* [Given exercise]
Write down each entry again, exactly as it reads.

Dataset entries
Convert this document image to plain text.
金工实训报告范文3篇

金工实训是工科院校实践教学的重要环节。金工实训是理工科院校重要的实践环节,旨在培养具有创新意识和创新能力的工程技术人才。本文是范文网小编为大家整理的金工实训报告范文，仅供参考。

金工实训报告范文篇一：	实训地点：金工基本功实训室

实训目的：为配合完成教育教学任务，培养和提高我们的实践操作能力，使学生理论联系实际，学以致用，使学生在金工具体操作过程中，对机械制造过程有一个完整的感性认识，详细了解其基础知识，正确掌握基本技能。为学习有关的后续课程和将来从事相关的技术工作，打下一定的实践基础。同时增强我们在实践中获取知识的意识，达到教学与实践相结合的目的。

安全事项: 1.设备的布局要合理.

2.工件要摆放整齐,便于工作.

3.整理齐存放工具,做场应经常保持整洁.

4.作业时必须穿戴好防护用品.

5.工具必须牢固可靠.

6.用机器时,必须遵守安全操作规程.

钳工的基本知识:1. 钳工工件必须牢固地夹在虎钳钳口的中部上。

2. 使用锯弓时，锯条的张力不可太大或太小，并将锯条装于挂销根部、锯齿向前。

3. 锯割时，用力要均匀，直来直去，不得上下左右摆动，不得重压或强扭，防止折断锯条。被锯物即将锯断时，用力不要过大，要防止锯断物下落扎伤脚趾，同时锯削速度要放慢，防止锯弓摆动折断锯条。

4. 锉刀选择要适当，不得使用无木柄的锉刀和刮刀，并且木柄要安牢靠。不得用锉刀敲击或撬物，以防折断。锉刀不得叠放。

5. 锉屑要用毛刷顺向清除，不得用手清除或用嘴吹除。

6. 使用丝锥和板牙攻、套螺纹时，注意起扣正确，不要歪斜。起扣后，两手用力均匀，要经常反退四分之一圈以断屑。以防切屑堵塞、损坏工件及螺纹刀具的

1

* [In response]
Convert this document image to plain text.
金工实训报告范文3篇

金工实训是工科院校实践教学的重要环节。金工实训是理工科院校重要的实践环节,旨在培养具有创新意识和创新能力的工程技术人才。本文是范文网小编为大家整理的金工实训报告范文，仅供参考。

金工实训报告范文篇一：	实训地点：金工基本功实训室

实训目的：为配合完成教育教学任务，培养和提高我们的实践操作能力，使学生理论联系实际，学以致用，使学生在金工具体操作过程中，对机械制造过程有一个完整的感性认识，详细了解其基础知识，正确掌握基本技能。为学习有关的后续课程和将来从事相关的技术工作，打下一定的实践基础。同时增强我们在实践中获取知识的意识，达到教学与实践相结合的目的。

安全事项: 1.设备的布局要合理.

2.工件要摆放整齐,便于工作.

3.整理齐存放工具,做场应经常保持整洁.

4.作业时必须穿戴好防护用品.

5.工具必须牢固可靠.

6.用机器时,必须遵守安全操作规程.

钳工的基本知识:1. 钳工工件必须牢固地夹在虎钳钳口的中部上。

2. 使用锯弓时，锯条的张力不可太大或太小，并将锯条装于挂销根部、锯齿向前。

3. 锯割时，用力要均匀，直来直去，不得上下左右摆动，不得重压或强扭，防止折断锯条。被锯物即将锯断时，用力不要过大，要防止锯断物下落扎伤脚趾，同时锯削速度要放慢，防止锯弓摆动折断锯条。

4. 锉刀选择要适当，不得使用无木柄的锉刀和刮刀，并且木柄要安牢靠。不得用锉刀敲击或撬物，以防折断。锉刀不得叠放。

5. 锉屑要用毛刷顺向清除，不得用手清除或用嘴吹除。

6. 使用丝锥和板牙攻、套螺纹时，注意起扣正确，不要歪斜。起扣后，两手用力均匀，要经常反退四分之一圈以断屑。以防切屑堵塞、损坏工件及螺纹刀具的

1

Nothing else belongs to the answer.